• **Aim**
Gather each line of the records where "standard" appears.

• **Data excerpts**
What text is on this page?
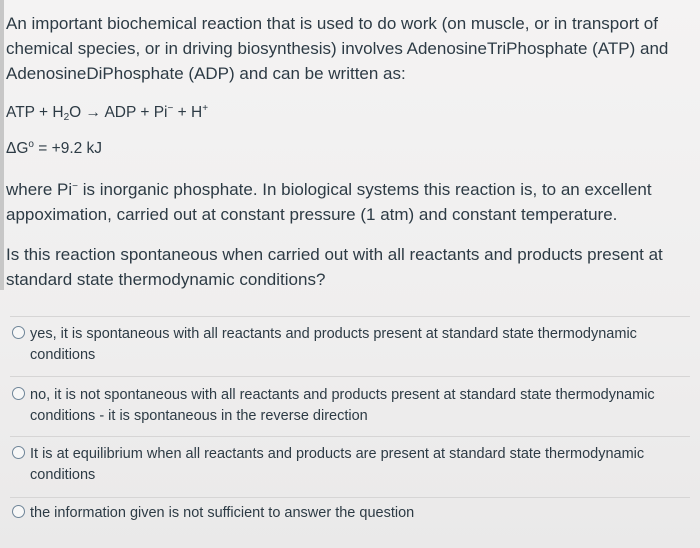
An important biochemical reaction that is used to do work (on muscle, or in transport of
chemical species, or in driving biosynthesis) involves AdenosineTriPhosphate (ATP) and
AdenosineDiPhosphate (ADP) and can be written as:

ATP + $H_2O$ → ADP + Pi− + H+

$\Delta G^o = +9.2$ kJ

where Pi− is inorganic phosphate. In biological systems this reaction is, to an excellent
appoximation, carried out at constant pressure (1 atm) and constant temperature.

Is this reaction spontaneous when carried out with all reactants and products present at
standard state thermodynamic conditions?

yes, it is spontaneous with all reactants and products present at standard state thermodynamic
conditions
no, it is not spontaneous with all reactants and products present at standard state thermodynamic
conditions - it is spontaneous in the reverse direction
It is at equilibrium when all reactants and products are present at standard state thermodynamic
conditions
the information given is not sufficient to answer the question
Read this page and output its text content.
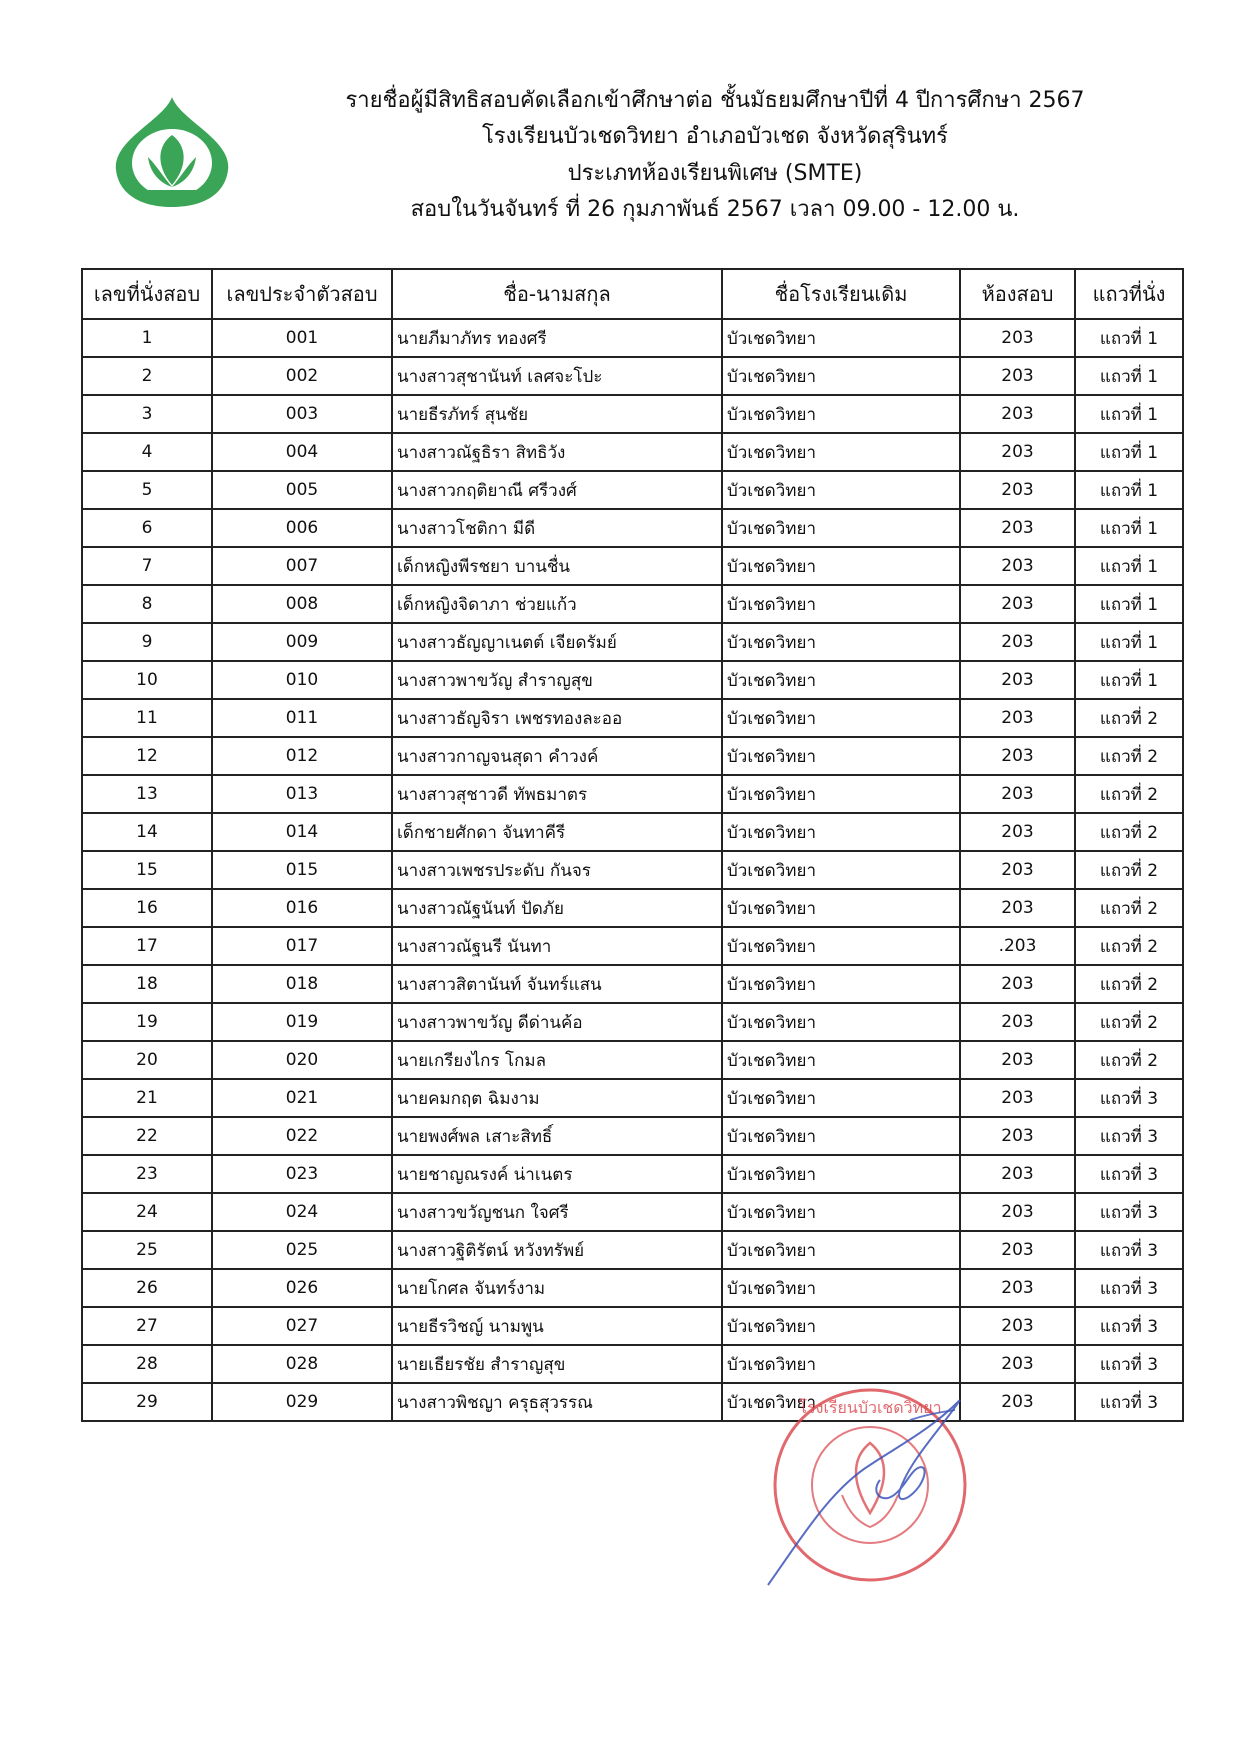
รายชื่อผู้มีสิทธิสอบคัดเลือกเข้าศึกษาต่อ ชั้นมัธยมศึกษาปีที่ 4 ปีการศึกษา 2567
โรงเรียนบัวเชดวิทยา อำเภอบัวเชด จังหวัดสุรินทร์
ประเภทห้องเรียนพิเศษ (SMTE)
สอบในวันจันทร์ ที่ 26 กุมภาพันธ์ 2567 เวลา 09.00 - 12.00 น.
เลขที่นั่งสอบ	เลขประจำตัวสอบ	ชื่อ-นามสกุล	ชื่อโรงเรียนเดิม	ห้องสอบ	แถวที่นั่ง
1	001	นายภีมาภัทร ทองศรี	บัวเชดวิทยา	203	แถวที่ 1
2	002	นางสาวสุชานันท์ เลศจะโปะ	บัวเชดวิทยา	203	แถวที่ 1
3	003	นายธีรภัทร์ สุนชัย	บัวเชดวิทยา	203	แถวที่ 1
4	004	นางสาวณัฐธิรา สิทธิวัง	บัวเชดวิทยา	203	แถวที่ 1
5	005	นางสาวกฤติยาณี ศรีวงศ์	บัวเชดวิทยา	203	แถวที่ 1
6	006	นางสาวโชติกา มีดี	บัวเชดวิทยา	203	แถวที่ 1
7	007	เด็กหญิงพีรชยา บานชื่น	บัวเชดวิทยา	203	แถวที่ 1
8	008	เด็กหญิงจิดาภา ช่วยแก้ว	บัวเชดวิทยา	203	แถวที่ 1
9	009	นางสาวธัญญาเนตต์ เจียดรัมย์	บัวเชดวิทยา	203	แถวที่ 1
10	010	นางสาวพาขวัญ สำราญสุข	บัวเชดวิทยา	203	แถวที่ 1
11	011	นางสาวธัญจิรา เพชรทองละออ	บัวเชดวิทยา	203	แถวที่ 2
12	012	นางสาวกาญจนสุดา คำวงค์	บัวเชดวิทยา	203	แถวที่ 2
13	013	นางสาวสุชาวดี ทัพธมาตร	บัวเชดวิทยา	203	แถวที่ 2
14	014	เด็กชายศักดา จันทาคีรี	บัวเชดวิทยา	203	แถวที่ 2
15	015	นางสาวเพชรประดับ กันจร	บัวเชดวิทยา	203	แถวที่ 2
16	016	นางสาวณัฐนันท์ ปัดภัย	บัวเชดวิทยา	203	แถวที่ 2
17	017	นางสาวณัฐนรี นันทา	บัวเชดวิทยา	.203	แถวที่ 2
18	018	นางสาวสิตานันท์ จันทร์แสน	บัวเชดวิทยา	203	แถวที่ 2
19	019	นางสาวพาขวัญ ดีด่านค้อ	บัวเชดวิทยา	203	แถวที่ 2
20	020	นายเกรียงไกร โกมล	บัวเชดวิทยา	203	แถวที่ 2
21	021	นายคมกฤต ฉิมงาม	บัวเชดวิทยา	203	แถวที่ 3
22	022	นายพงศ์พล เสาะสิทธิ์	บัวเชดวิทยา	203	แถวที่ 3
23	023	นายชาญณรงค์ น่าเนตร	บัวเชดวิทยา	203	แถวที่ 3
24	024	นางสาวขวัญชนก ใจศรี	บัวเชดวิทยา	203	แถวที่ 3
25	025	นางสาวฐิติรัตน์ หวังทรัพย์	บัวเชดวิทยา	203	แถวที่ 3
26	026	นายโกศล จันทร์งาม	บัวเชดวิทยา	203	แถวที่ 3
27	027	นายธีรวิชญ์ นามพูน	บัวเชดวิทยา	203	แถวที่ 3
28	028	นายเธียรชัย สำราญสุข	บัวเชดวิทยา	203	แถวที่ 3
29	029	นางสาวพิชญา ครุธสุวรรณ	บัวเชดวิทยา	203	แถวที่ 3
โรงเรียนบัวเชดวิทยา
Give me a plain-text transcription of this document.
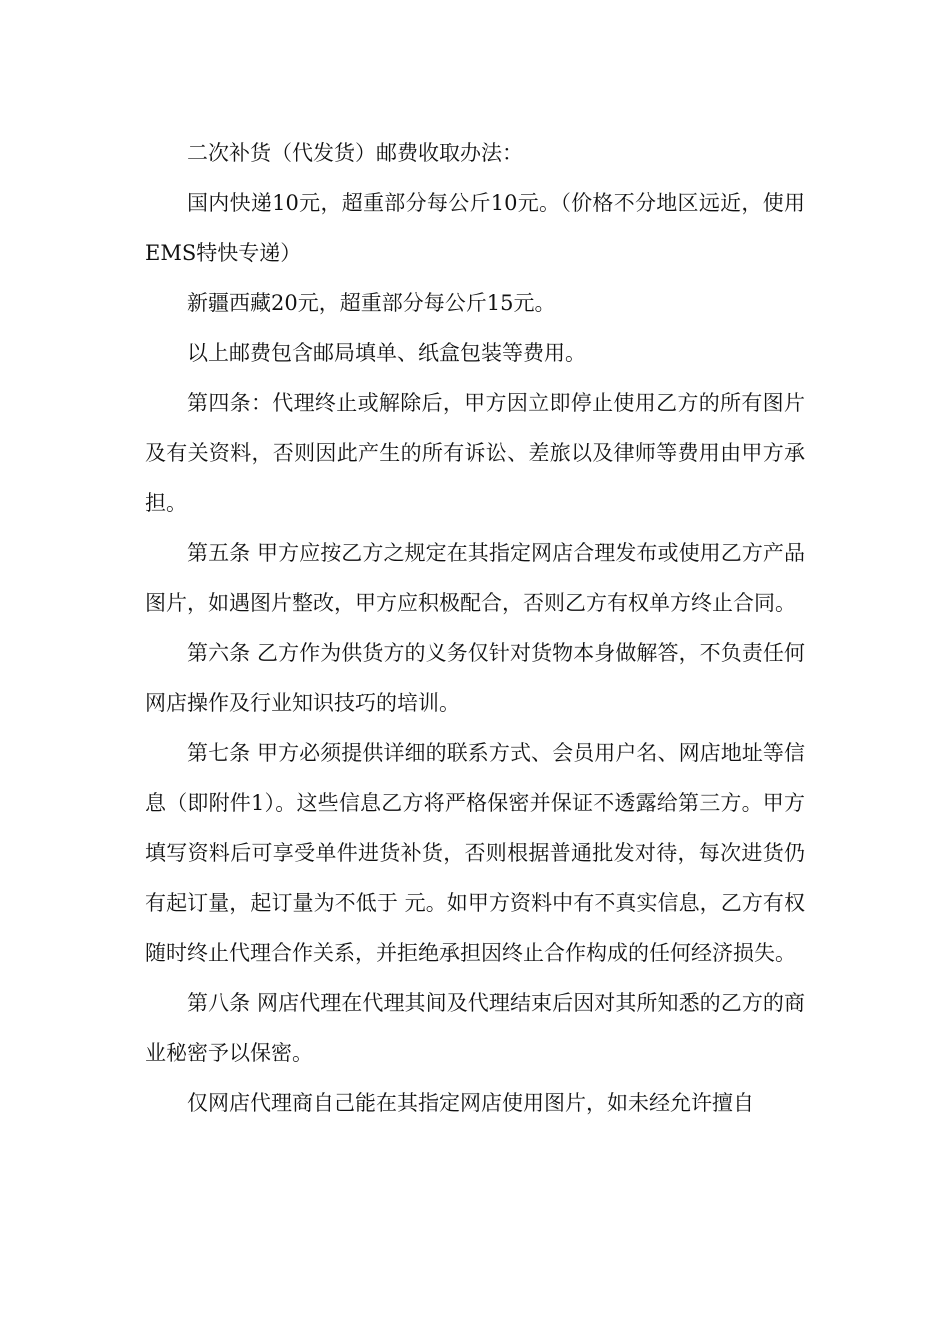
二次补货（代发货）邮费收取办法：

国内快递10元，超重部分每公斤10元。（价格不分地区远近，使用EMS特快专递）

新疆西藏20元，超重部分每公斤15元。

以上邮费包含邮局填单、纸盒包装等费用。

第四条：代理终止或解除后，甲方因立即停止使用乙方的所有图片及有关资料，否则因此产生的所有诉讼、差旅以及律师等费用由甲方承担。

第五条 甲方应按乙方之规定在其指定网店合理发布或使用乙方产品图片，如遇图片整改，甲方应积极配合，否则乙方有权单方终止合同。

第六条 乙方作为供货方的义务仅针对货物本身做解答，不负责任何网店操作及行业知识技巧的培训。

第七条 甲方必须提供详细的联系方式、会员用户名、网店地址等信息（即附件1）。这些信息乙方将严格保密并保证不透露给第三方。甲方填写资料后可享受单件进货补货，否则根据普通批发对待，每次进货仍有起订量，起订量为不低于 元。如甲方资料中有不真实信息，乙方有权随时终止代理合作关系，并拒绝承担因终止合作构成的任何经济损失。

第八条 网店代理在代理其间及代理结束后因对其所知悉的乙方的商业秘密予以保密。

仅网店代理商自己能在其指定网店使用图片，如未经允许擅自
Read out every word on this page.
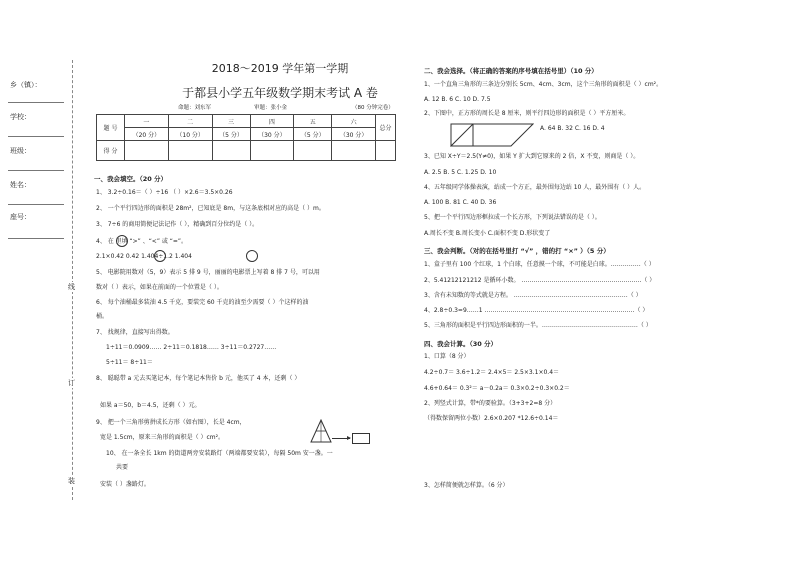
乡（镇）：
学校：
班级：
姓名：
座号：
线
订
装
2018～2019 学年第一学期
于都县小学五年级数学期末考试 A 卷
命题：刘东军	审题：张小金	（80 分钟完卷）
题 号	一	二	三	四	五	六	总分
	（20 分）	（10 分）	（5 分）	（30 分）	（5 分）	（30 分）	
得 分							
一、我会填空。（20 分）
1、 3.2÷0.16＝（ ）÷16 （ ）×2.6＝3.5×0.26
2、 一个平行四边形的面积是 28m²，已知底是 8m，与这条底相对应的高是（ ）m。
3、 7÷6 的商用简便记法记作（ ），精确到百分位约是（ ）。
4、 在 里填 “>” 、“<” 或 “=”。
2.1×0.42 0.42 1.404÷1.2 1.404
5、 电影院用数对（5，9）表示 5 排 9 号，丽丽的电影票上写着 8 排 7 号，可以用
数对（ ）表示，如果在前面的一个位置是（ ）。
6、 每个油桶最多装油 4.5 千克，要装完 60 千克的油至少需要（ ）个这样的油
桶。
7、 找规律，直接写出得数。
1÷11＝0.0909…… 2÷11＝0.1818…… 3÷11＝0.2727……
5÷11＝ 8÷11＝
8、 聪聪带 a 元去买笔记本，每个笔记本售价 b 元，他买了 4 本，还剩（ ）
如果 a＝50，b＝4.5，还剩（ ）元。
9、 把一个三角形剪拼成长方形（如右图），长是 4cm，
宽是 1.5cm，原来三角形的面积是（ ）cm²。
10、 在一条全长 1km 的街道两旁安装路灯（两端都要安装），每隔 50m 安一盏。一
共要
安装（ ）盏路灯。
二、我会选择。（将正确的答案的序号填在括号里）（10 分）
1、一个直角三角形的三条边分别长 5cm、4cm、3cm，这个三角形的面积是（ ）cm²。
A. 12 B. 6 C. 10 D. 7.5
2、下图中，正方形的周长是 8 厘米，则平行四边形的面积是（ ）平方厘米。
A. 64 B. 32 C. 16 D. 4
3、已知 X÷Y＝2.5(Y≠0)，如果 Y 扩大到它原来的 2 倍，X 不变，则商是（ ）。
A. 2.5 B. 5 C. 1.25 D. 10
4、五年级同学体操表演，站成一个方正，最外围每边站 10 人，最外围有（ ）人。
A. 100 B. 81 C. 40 D. 36
5、把一个平行四边形框拉成一个长方形，下列说法错误的是（ ）。
A.周长不变 B.周长变小 C.面积不变 D.形状变了
三、我会判断。（对的在括号里打 “√” ，错的打 “×” ）（5 分）
1、盒子里有 100 个红球，1 个白球，任意摸一个球，不可能是白球。……………（ ）
2、5.41212121212 是循环小数。 ……………………………………………………（ ）
3、含有未知数的等式就是方程。 …………………………………………………（ ）
4、2.8÷0.3=9……1 …………………………………………………………………（ ）
5、三角形的面积是平行四边形面积的一半。…………………………………………（ ）
四、我会计算。（30 分）
1、口算（8 分）
4.2÷0.7＝ 3.6÷1.2＝ 2.4×5＝ 2.5×3.1×0.4＝
4.6+0.64＝ 0.3²＝ a－0.2a＝ 0.3×0.2÷0.3×0.2＝
2、列竖式计算，带*的要验算。（3+3+2=8 分）
（得数保留两位小数）2.6×0.207 *12.6÷0.14＝
3、怎样简便就怎样算。（6 分）
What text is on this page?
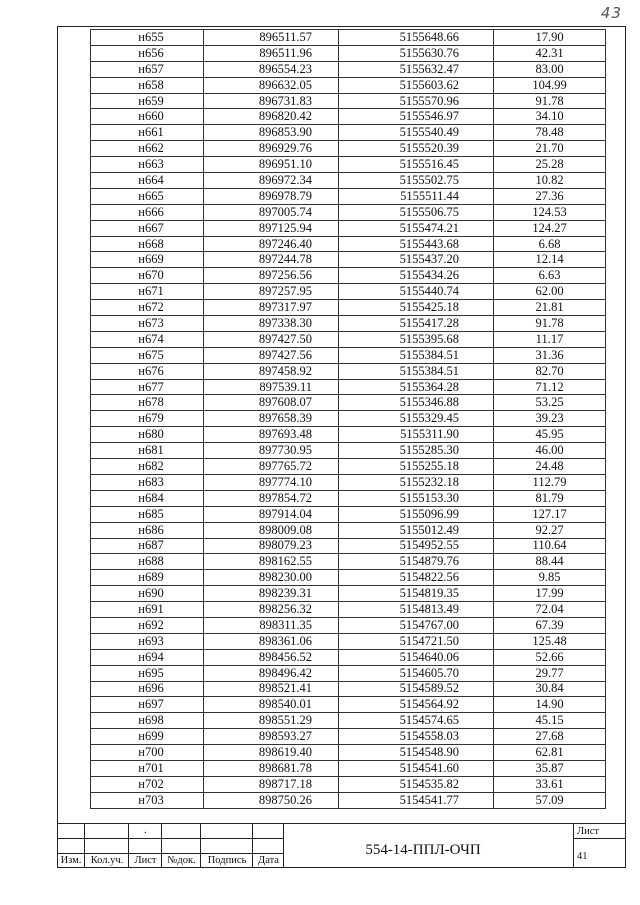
43
н655	896511.57	5155648.66	17.90
н656	896511.96	5155630.76	42.31
н657	896554.23	5155632.47	83.00
н658	896632.05	5155603.62	104.99
н659	896731.83	5155570.96	91.78
н660	896820.42	5155546.97	34.10
н661	896853.90	5155540.49	78.48
н662	896929.76	5155520.39	21.70
н663	896951.10	5155516.45	25.28
н664	896972.34	5155502.75	10.82
н665	896978.79	5155511.44	27.36
н666	897005.74	5155506.75	124.53
н667	897125.94	5155474.21	124.27
н668	897246.40	5155443.68	6.68
н669	897244.78	5155437.20	12.14
н670	897256.56	5155434.26	6.63
н671	897257.95	5155440.74	62.00
н672	897317.97	5155425.18	21.81
н673	897338.30	5155417.28	91.78
н674	897427.50	5155395.68	11.17
н675	897427.56	5155384.51	31.36
н676	897458.92	5155384.51	82.70
н677	897539.11	5155364.28	71.12
н678	897608.07	5155346.88	53.25
н679	897658.39	5155329.45	39.23
н680	897693.48	5155311.90	45.95
н681	897730.95	5155285.30	46.00
н682	897765.72	5155255.18	24.48
н683	897774.10	5155232.18	112.79
н684	897854.72	5155153.30	81.79
н685	897914.04	5155096.99	127.17
н686	898009.08	5155012.49	92.27
н687	898079.23	5154952.55	110.64
н688	898162.55	5154879.76	88.44
н689	898230.00	5154822.56	9.85
н690	898239.31	5154819.35	17.99
н691	898256.32	5154813.49	72.04
н692	898311.35	5154767.00	67.39
н693	898361.06	5154721.50	125.48
н694	898456.52	5154640.06	52.66
н695	898496.42	5154605.70	29.77
н696	898521.41	5154589.52	30.84
н697	898540.01	5154564.92	14.90
н698	898551.29	5154574.65	45.15
н699	898593.27	5154558.03	27.68
н700	898619.40	5154548.90	62.81
н701	898681.78	5154541.60	35.87
н702	898717.18	5154535.82	33.61
н703	898750.26	5154541.77	57.09
Изм. Кол.уч.	Лист	№док.	Подпись	Дата
.
554-14-ППЛ-ОЧП
Лист
41
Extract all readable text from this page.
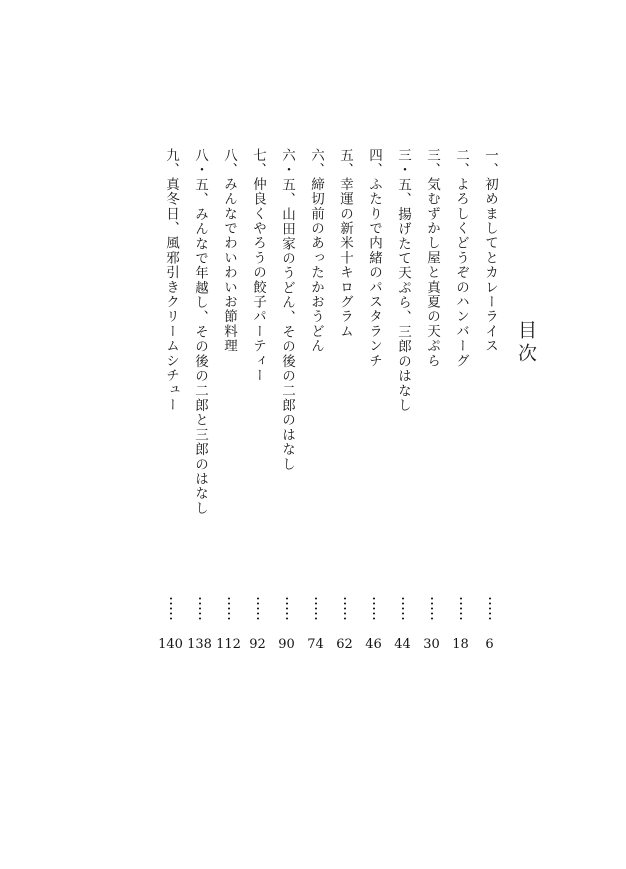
目次
一、初めましてとカレーライス
6
二、よろしくどうぞのハンバーグ
18
三、気むずかし屋と真夏の天ぷら
30
三・五、揚げたて天ぷら、三郎のはなし
44
四、ふたりで内緒のパスタランチ
46
五、幸運の新米十キログラム
62
六、締切前のあったかおうどん
74
六・五、山田家のうどん、その後の二郎のはなし
90
七、仲良くやろうの餃子パーティー
92
八、みんなでわいわいお節料理
112
八・五、みんなで年越し、その後の二郎と三郎のはなし
138
九、真冬日、風邪引きクリームシチュー
140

• **Finished task**
standard state thermodynamic conditions?
yes, it is spontaneous with all reactants and products present at standard state thermodynamic
no, it is not spontaneous with all reactants and products present at standard state thermodynamic
It is at equilibrium when all reactants and products are present at standard state thermodynamic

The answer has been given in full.